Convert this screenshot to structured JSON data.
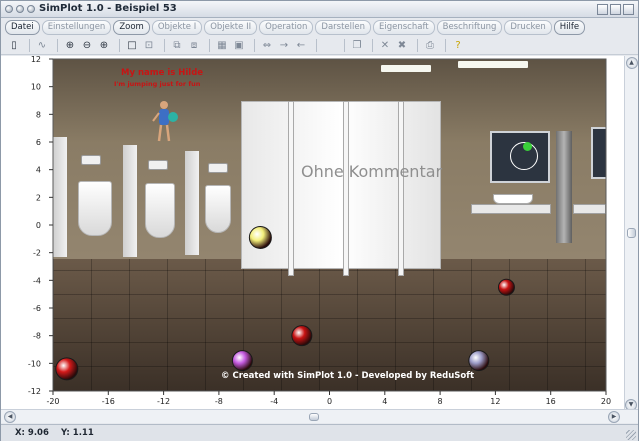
{
  "window": {
    "title": "SimPlot 1.0 - Beispiel 53"
  },
  "menu": [
    {
      "label": "Datei",
      "active": true
    },
    {
      "label": "Einstellungen",
      "active": false
    },
    {
      "label": "Zoom",
      "active": true
    },
    {
      "label": "Objekte I",
      "active": false
    },
    {
      "label": "Objekte II",
      "active": false
    },
    {
      "label": "Operation",
      "active": false
    },
    {
      "label": "Darstellen",
      "active": false
    },
    {
      "label": "Eigenschaft",
      "active": false
    },
    {
      "label": "Beschriftung",
      "active": false
    },
    {
      "label": "Drucken",
      "active": false
    },
    {
      "label": "Hilfe",
      "active": true
    }
  ],
  "scene_text": {
    "name_line1": "My name is Hilde",
    "name_line2": "I'm jumping just for fun",
    "comment": "Ohne Kommentar",
    "credit": "© Created with SimPlot 1.0 - Developed by ReduSoft"
  },
  "axes": {
    "x_ticks": [
      "-20",
      "-16",
      "-12",
      "-8",
      "-4",
      "0",
      "4",
      "8",
      "12",
      "16",
      "20"
    ],
    "y_ticks": [
      "12",
      "10",
      "8",
      "6",
      "4",
      "2",
      "0",
      "-2",
      "-4",
      "-6",
      "-8",
      "-10",
      "-12"
    ],
    "xlim": [
      -20,
      20
    ],
    "ylim": [
      -12,
      12
    ]
  },
  "balls": [
    {
      "x": -19,
      "y": -10.4,
      "color": "#d41a1a"
    },
    {
      "x": -5,
      "y": -0.9,
      "color": "#f3ef7a"
    },
    {
      "x": -6.3,
      "y": -9.8,
      "color": "#c45be0"
    },
    {
      "x": -2,
      "y": -8,
      "color": "#c81212"
    },
    {
      "x": 10.8,
      "y": -9.8,
      "color": "#9c9cc8"
    },
    {
      "x": 12.8,
      "y": -4.5,
      "color": "#c81212"
    }
  ],
  "status": {
    "x": "X: 9.06",
    "y": "Y: 1.11"
  }
}
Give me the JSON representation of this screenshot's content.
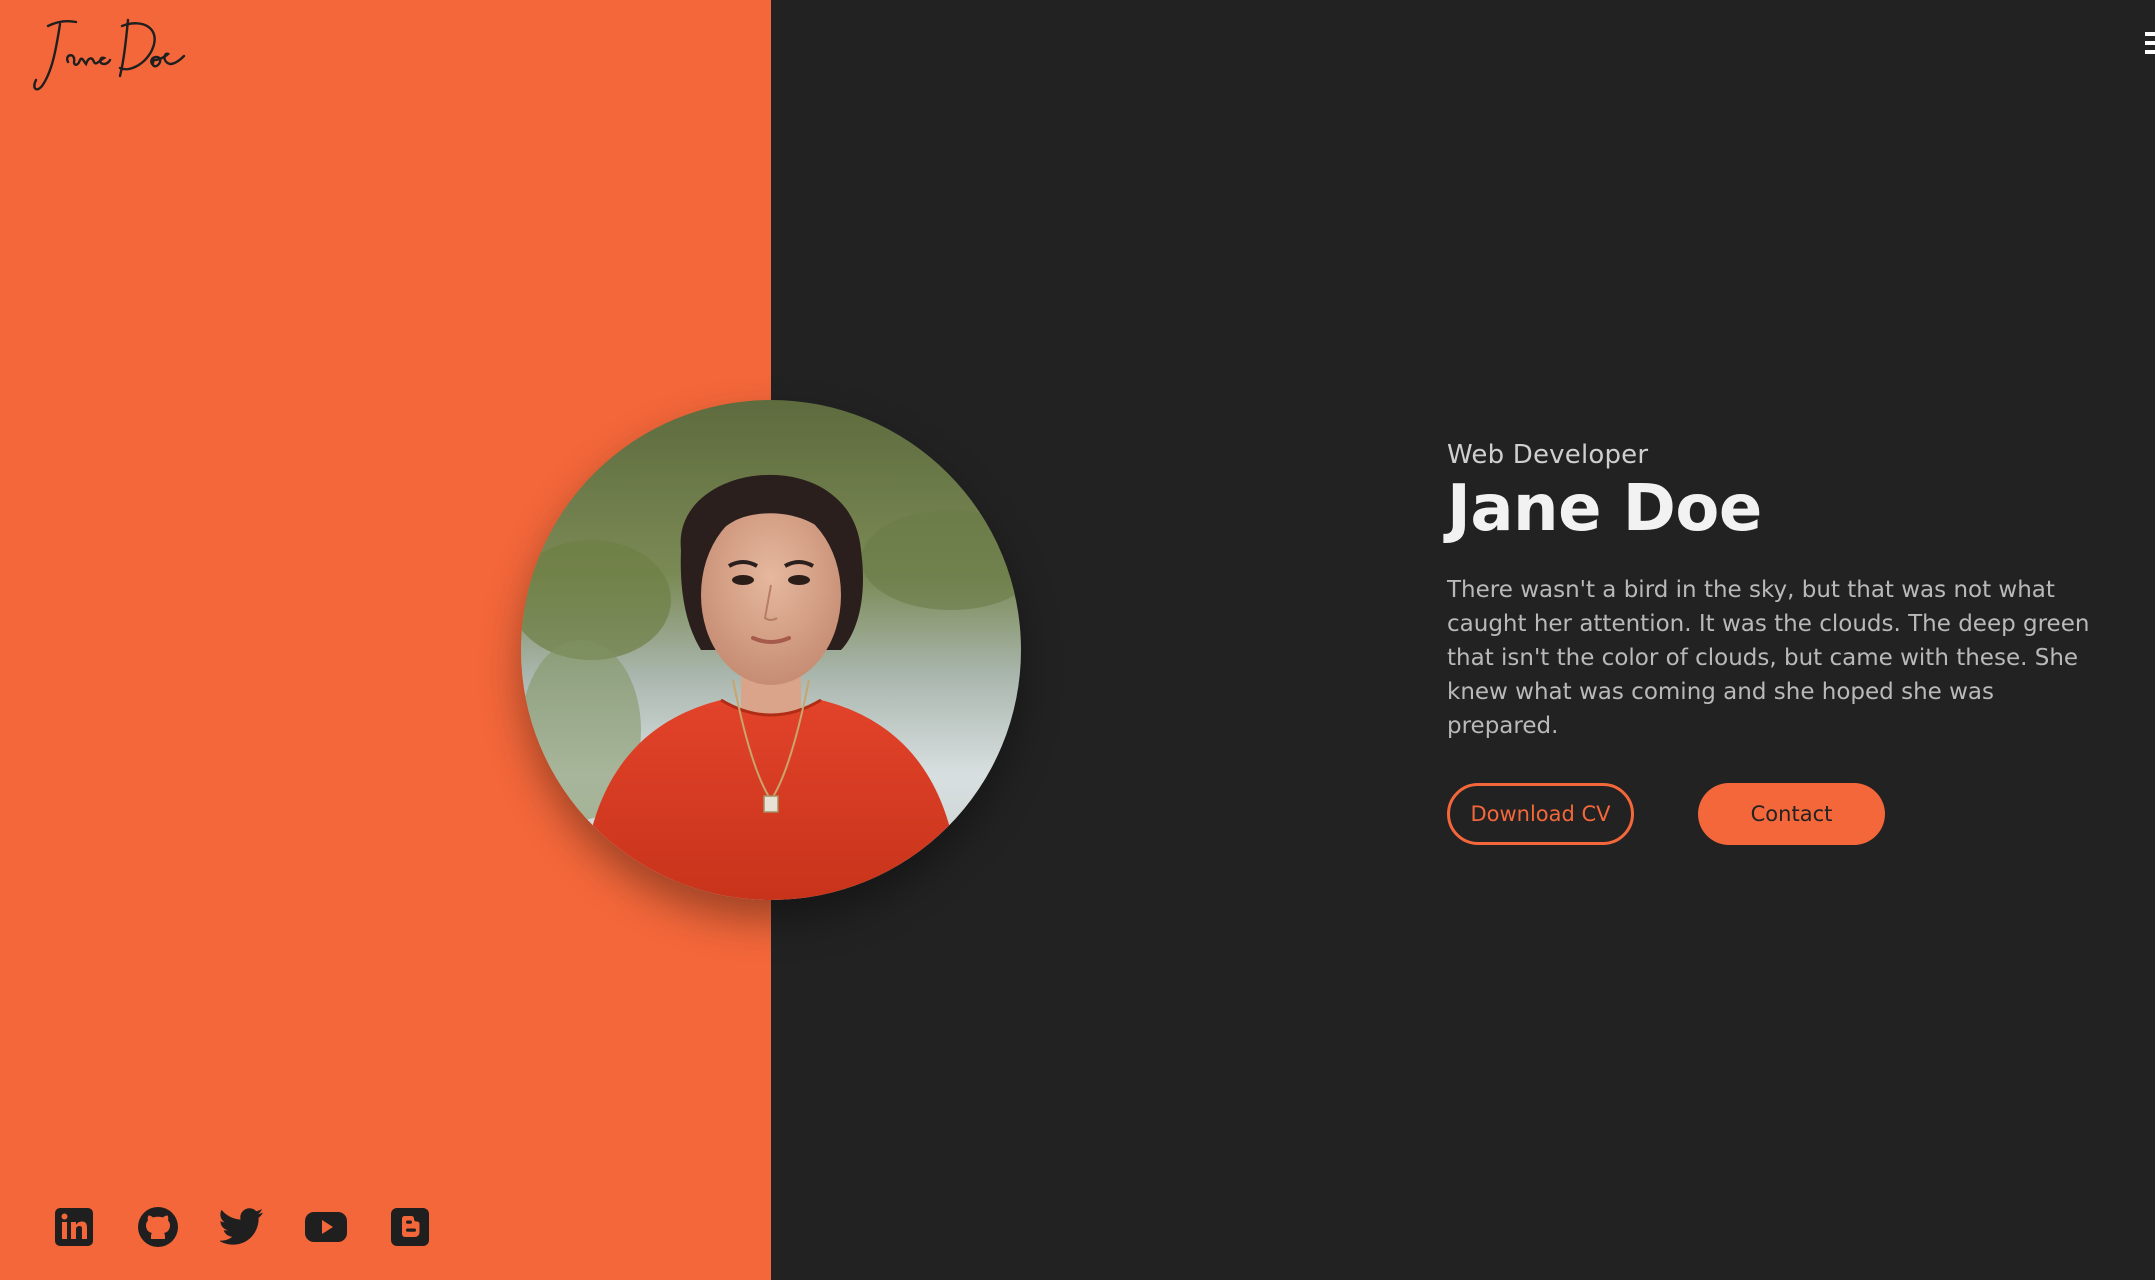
{
  "logo": {
    "text": "Jane Doe"
  },
  "hero": {
    "role": "Web Developer",
    "name": "Jane Doe",
    "bio": "There wasn't a bird in the sky, but that was not what caught her attention. It was the clouds. The deep green that isn't the color of clouds, but came with these. She knew what was coming and she hoped she was prepared."
  },
  "buttons": {
    "download_cv": "Download CV",
    "contact": "Contact"
  },
  "socials": [
    {
      "icon": "linkedin-icon"
    },
    {
      "icon": "github-icon"
    },
    {
      "icon": "twitter-icon"
    },
    {
      "icon": "youtube-icon"
    },
    {
      "icon": "blogger-icon"
    }
  ],
  "colors": {
    "accent": "#f3673a",
    "dark": "#222222",
    "text_light": "#f2f2f2",
    "text_muted": "#b9b9b9"
  }
}
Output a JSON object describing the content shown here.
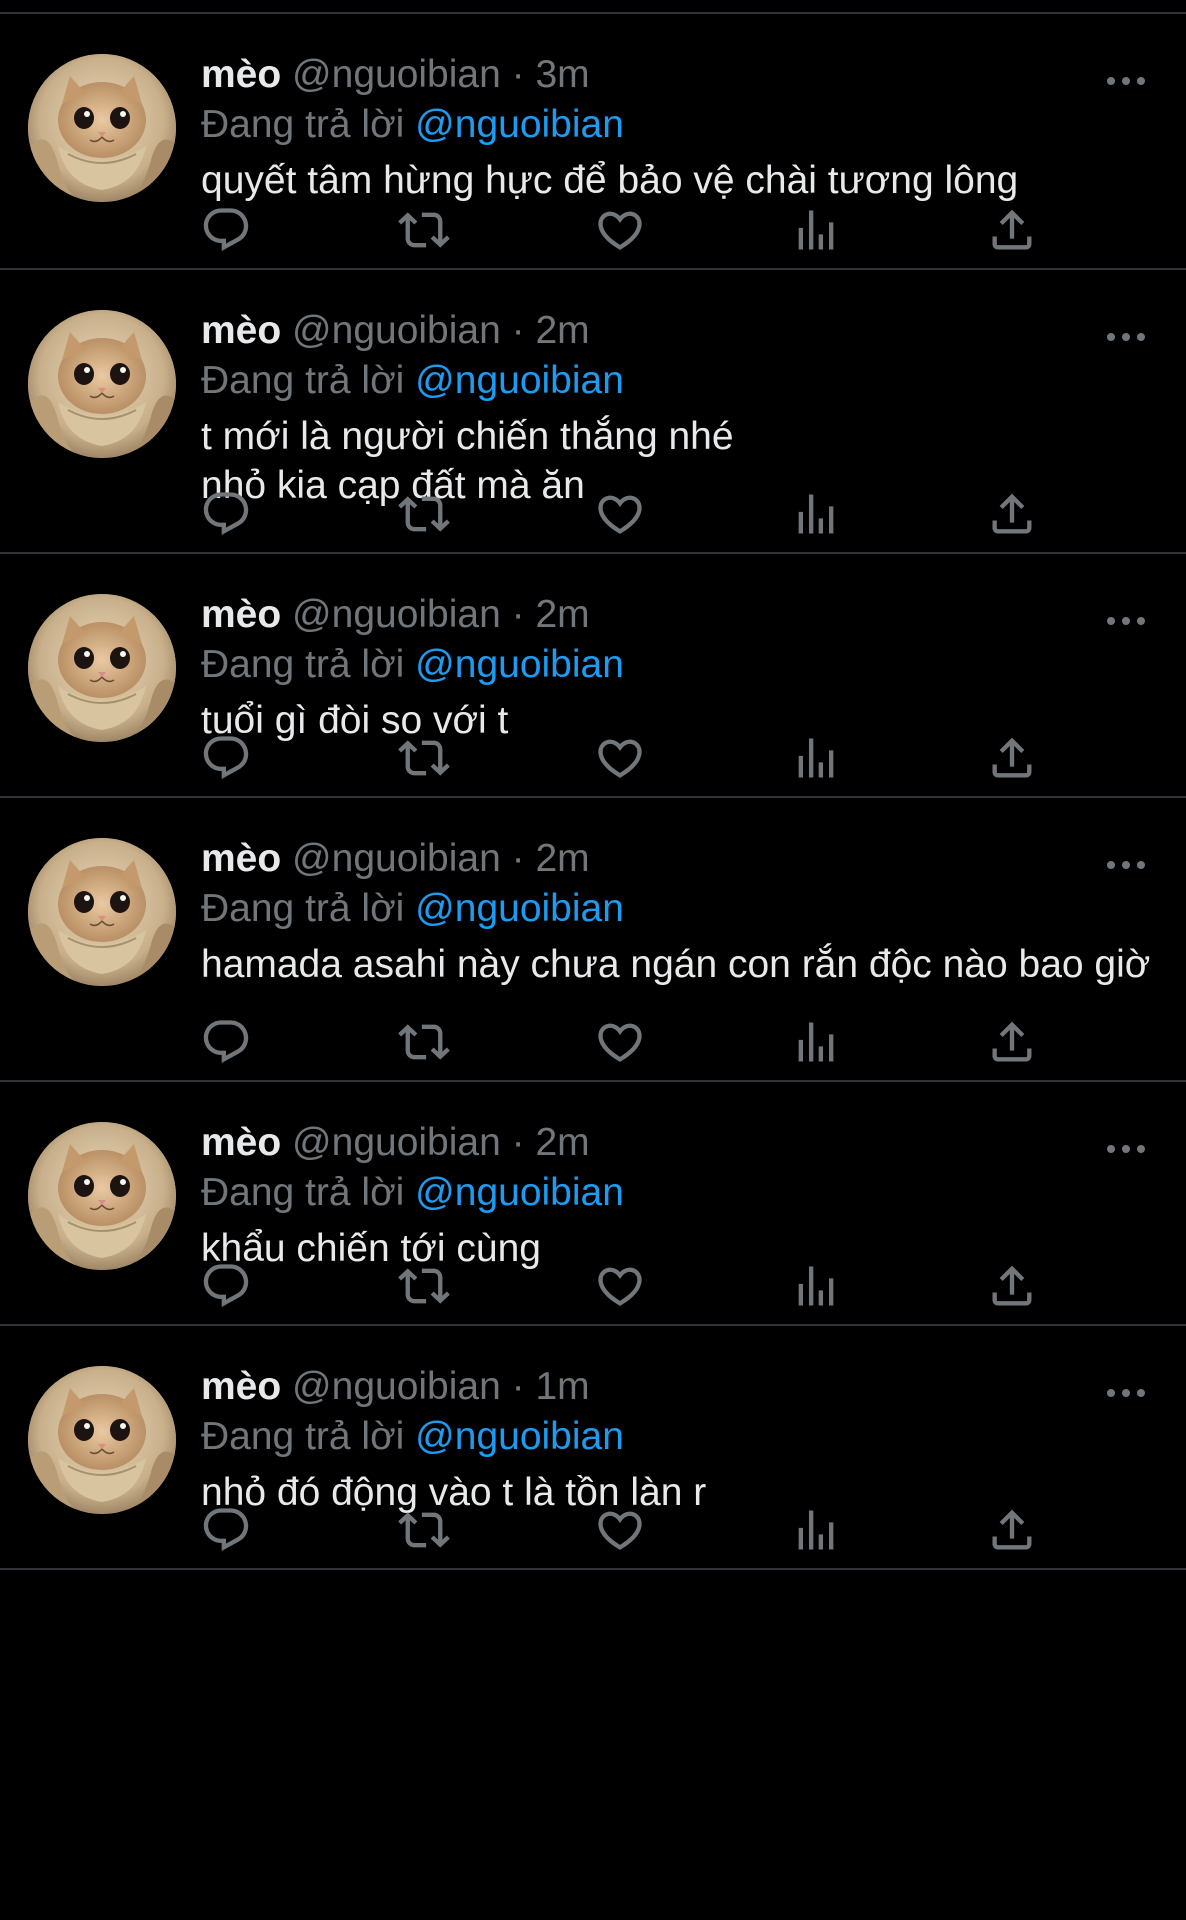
{
  "colors": {
    "background": "#000000",
    "divider": "#2f3336",
    "primary_text": "#e7e9ea",
    "secondary_text": "#71767b",
    "accent": "#1d9bf0"
  },
  "icons": {
    "more": "more-icon",
    "reply": "reply-icon",
    "retweet": "retweet-icon",
    "like": "like-icon",
    "views": "views-icon",
    "share": "share-icon"
  },
  "tweets": [
    {
      "name": "mèo",
      "handle": "@nguoibian",
      "separator": "·",
      "time": "3m",
      "reply_prefix": "Đang trả lời",
      "reply_to": "@nguoibian",
      "text": "quyết tâm hừng hực để bảo vệ chài tương lông"
    },
    {
      "name": "mèo",
      "handle": "@nguoibian",
      "separator": "·",
      "time": "2m",
      "reply_prefix": "Đang trả lời",
      "reply_to": "@nguoibian",
      "text": "t mới là người chiến thắng nhé\nnhỏ kia cạp đất mà ăn"
    },
    {
      "name": "mèo",
      "handle": "@nguoibian",
      "separator": "·",
      "time": "2m",
      "reply_prefix": "Đang trả lời",
      "reply_to": "@nguoibian",
      "text": "tuổi gì đòi so với t"
    },
    {
      "name": "mèo",
      "handle": "@nguoibian",
      "separator": "·",
      "time": "2m",
      "reply_prefix": "Đang trả lời",
      "reply_to": "@nguoibian",
      "text": "hamada asahi này chưa ngán con rắn độc nào bao giờ"
    },
    {
      "name": "mèo",
      "handle": "@nguoibian",
      "separator": "·",
      "time": "2m",
      "reply_prefix": "Đang trả lời",
      "reply_to": "@nguoibian",
      "text": "khẩu chiến tới cùng"
    },
    {
      "name": "mèo",
      "handle": "@nguoibian",
      "separator": "·",
      "time": "1m",
      "reply_prefix": "Đang trả lời",
      "reply_to": "@nguoibian",
      "text": "nhỏ đó động vào t là tồn làn r"
    }
  ]
}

- _Given task_: From the listing above, print every entry precisely and drop the pictures.

- _Output below_:
Convert this screenshot to structured JSON data.
{
  "window": {
    "title": "SimPlot 1.0 - Beispiel 53"
  },
  "menu": [
    {
      "label": "Datei",
      "active": true
    },
    {
      "label": "Einstellungen",
      "active": false
    },
    {
      "label": "Zoom",
      "active": true
    },
    {
      "label": "Objekte I",
      "active": false
    },
    {
      "label": "Objekte II",
      "active": false
    },
    {
      "label": "Operation",
      "active": false
    },
    {
      "label": "Darstellen",
      "active": false
    },
    {
      "label": "Eigenschaft",
      "active": false
    },
    {
      "label": "Beschriftung",
      "active": false
    },
    {
      "label": "Drucken",
      "active": false
    },
    {
      "label": "Hilfe",
      "active": true
    }
  ],
  "scene_text": {
    "name_line1": "My name is Hilde",
    "name_line2": "I'm jumping just for fun",
    "comment": "Ohne Kommentar",
    "credit": "© Created with SimPlot 1.0 - Developed by ReduSoft"
  },
  "axes": {
    "x_ticks": [
      "-20",
      "-16",
      "-12",
      "-8",
      "-4",
      "0",
      "4",
      "8",
      "12",
      "16",
      "20"
    ],
    "y_ticks": [
      "12",
      "10",
      "8",
      "6",
      "4",
      "2",
      "0",
      "-2",
      "-4",
      "-6",
      "-8",
      "-10",
      "-12"
    ],
    "xlim": [
      -20,
      20
    ],
    "ylim": [
      -12,
      12
    ]
  },
  "balls": [
    {
      "x": -19,
      "y": -10.4,
      "color": "#d41a1a"
    },
    {
      "x": -5,
      "y": -0.9,
      "color": "#f3ef7a"
    },
    {
      "x": -6.3,
      "y": -9.8,
      "color": "#c45be0"
    },
    {
      "x": -2,
      "y": -8,
      "color": "#c81212"
    },
    {
      "x": 10.8,
      "y": -9.8,
      "color": "#9c9cc8"
    },
    {
      "x": 12.8,
      "y": -4.5,
      "color": "#c81212"
    }
  ],
  "status": {
    "x": "X: 9.06",
    "y": "Y: 1.11"
  }
}
Give me the JSON representation of this screenshot's content.
{
  "logo": {
    "text": "Jane Doe"
  },
  "hero": {
    "role": "Web Developer",
    "name": "Jane Doe",
    "bio": "There wasn't a bird in the sky, but that was not what caught her attention. It was the clouds. The deep green that isn't the color of clouds, but came with these. She knew what was coming and she hoped she was prepared."
  },
  "buttons": {
    "download_cv": "Download CV",
    "contact": "Contact"
  },
  "socials": [
    {
      "icon": "linkedin-icon"
    },
    {
      "icon": "github-icon"
    },
    {
      "icon": "twitter-icon"
    },
    {
      "icon": "youtube-icon"
    },
    {
      "icon": "blogger-icon"
    }
  ],
  "colors": {
    "accent": "#f3673a",
    "dark": "#222222",
    "text_light": "#f2f2f2",
    "text_muted": "#b9b9b9"
  }
}
Output a JSON object describing the content shown here.
{
  "colors": {
    "background": "#000000",
    "divider": "#2f3336",
    "primary_text": "#e7e9ea",
    "secondary_text": "#71767b",
    "accent": "#1d9bf0"
  },
  "icons": {
    "more": "more-icon",
    "reply": "reply-icon",
    "retweet": "retweet-icon",
    "like": "like-icon",
    "views": "views-icon",
    "share": "share-icon"
  },
  "tweets": [
    {
      "name": "mèo",
      "handle": "@nguoibian",
      "separator": "·",
      "time": "3m",
      "reply_prefix": "Đang trả lời",
      "reply_to": "@nguoibian",
      "text": "quyết tâm hừng hực để bảo vệ chài tương lông"
    },
    {
      "name": "mèo",
      "handle": "@nguoibian",
      "separator": "·",
      "time": "2m",
      "reply_prefix": "Đang trả lời",
      "reply_to": "@nguoibian",
      "text": "t mới là người chiến thắng nhé\nnhỏ kia cạp đất mà ăn"
    },
    {
      "name": "mèo",
      "handle": "@nguoibian",
      "separator": "·",
      "time": "2m",
      "reply_prefix": "Đang trả lời",
      "reply_to": "@nguoibian",
      "text": "tuổi gì đòi so với t"
    },
    {
      "name": "mèo",
      "handle": "@nguoibian",
      "separator": "·",
      "time": "2m",
      "reply_prefix": "Đang trả lời",
      "reply_to": "@nguoibian",
      "text": "hamada asahi này chưa ngán con rắn độc nào bao giờ"
    },
    {
      "name": "mèo",
      "handle": "@nguoibian",
      "separator": "·",
      "time": "2m",
      "reply_prefix": "Đang trả lời",
      "reply_to": "@nguoibian",
      "text": "khẩu chiến tới cùng"
    },
    {
      "name": "mèo",
      "handle": "@nguoibian",
      "separator": "·",
      "time": "1m",
      "reply_prefix": "Đang trả lời",
      "reply_to": "@nguoibian",
      "text": "nhỏ đó động vào t là tồn làn r"
    }
  ]
}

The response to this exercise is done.